Goal
Comb the records below for the string "浸润原因是附着层里的分子比液体内部更加密集" and copy each line where it turns up.

--- Start of Extracted entries ---

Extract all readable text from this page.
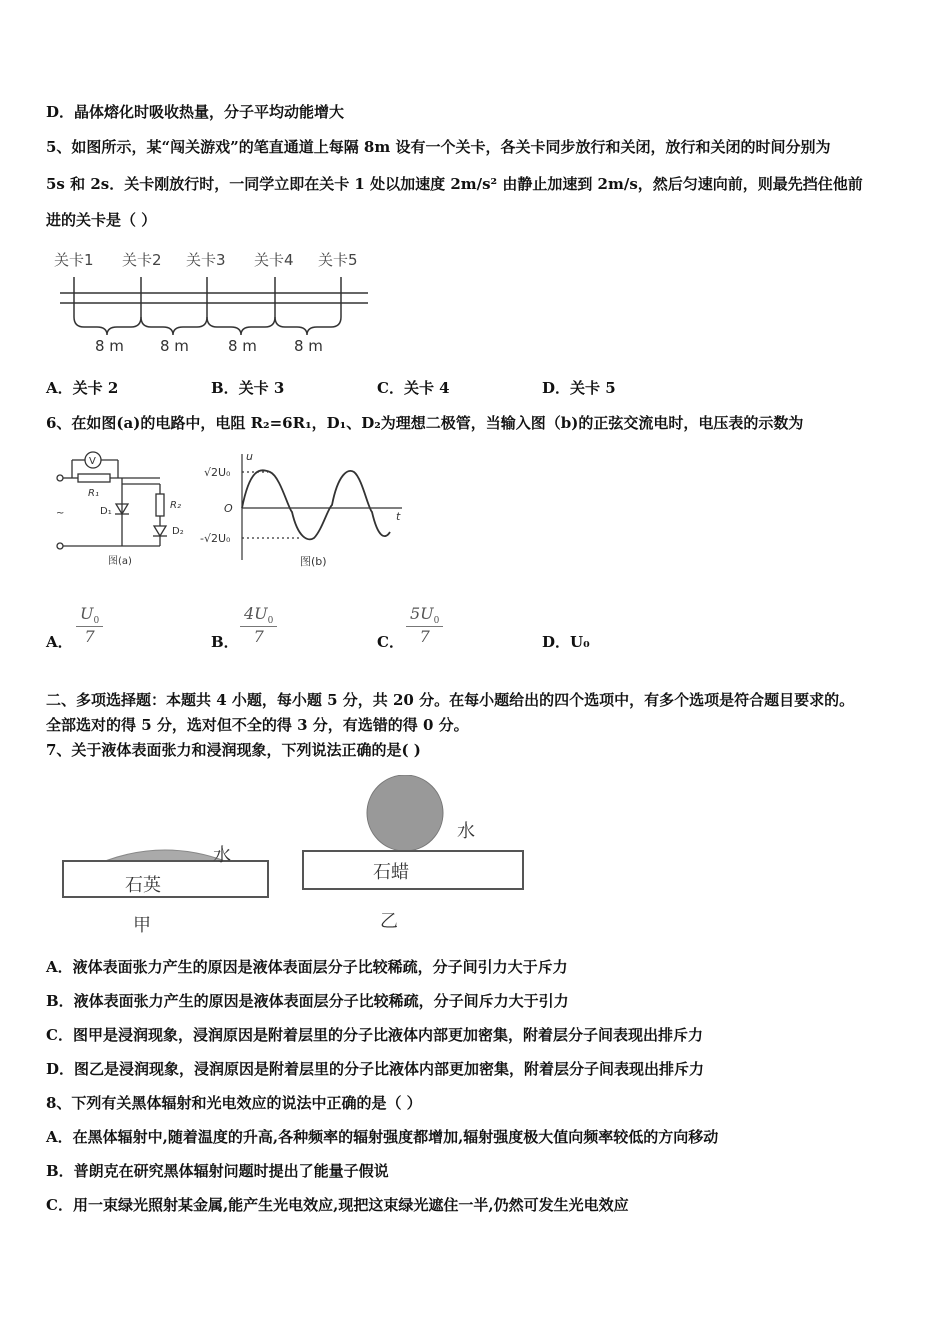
D．晶体熔化时吸收热量，分子平均动能增大
5、如图所示，某“闯关游戏”的笔直通道上每隔 8m 设有一个关卡，各关卡同步放行和关闭，放行和关闭的时间分别为
5s 和 2s．关卡刚放行时，一同学立即在关卡 1 处以加速度 2m/s² 由静止加速到 2m/s，然后匀速向前，则最先挡住他前
进的关卡是（ ）
关卡1 关卡2 关卡3 关卡4 关卡5
8 m 8 m	8 m 8 m
A．关卡 2	B．关卡 3	C．关卡 4	D．关卡 5
6、在如图(a)的电路中，电阻 R₂=6R₁，D₁、D₂为理想二极管，当输入图（b)的正弦交流电时，电压表的示数为
V
R₁
R₂
D₁
D₂
~
图(a)
u
√2U₀
O
-√2U₀
t
图(b)
A． $\frac{U_0}{7}$	B． $\frac{4U_0}{7}$	C． $\frac{5U_0}{7}$	D．U₀
二、多项选择题：本题共 4 小题，每小题 5 分，共 20 分。在每小题给出的四个选项中，有多个选项是符合题目要求的。
全部选对的得 5 分，选对但不全的得 3 分，有选错的得 0 分。
7、关于液体表面张力和浸润现象，下列说法正确的是( )
石英
水
甲
石蜡
水
乙
A．液体表面张力产生的原因是液体表面层分子比较稀疏，分子间引力大于斥力
B．液体表面张力产生的原因是液体表面层分子比较稀疏，分子间斥力大于引力
C．图甲是浸润现象，浸润原因是附着层里的分子比液体内部更加密集，附着层分子间表现出排斥力
D．图乙是浸润现象，浸润原因是附着层里的分子比液体内部更加密集，附着层分子间表现出排斥力
8、下列有关黑体辐射和光电效应的说法中正确的是（ ）
A．在黑体辐射中,随着温度的升高,各种频率的辐射强度都增加,辐射强度极大值向频率较低的方向移动
B．普朗克在研究黑体辐射问题时提出了能量子假说
C．用一束绿光照射某金属,能产生光电效应,现把这束绿光遮住一半,仍然可发生光电效应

--- End of Extracted entries ---

Written reply
C．图甲是浸润现象，浸润原因是附着层里的分子比液体内部更加密集，附着层分子间表现出排斥力
D．图乙是浸润现象，浸润原因是附着层里的分子比液体内部更加密集，附着层分子间表现出排斥力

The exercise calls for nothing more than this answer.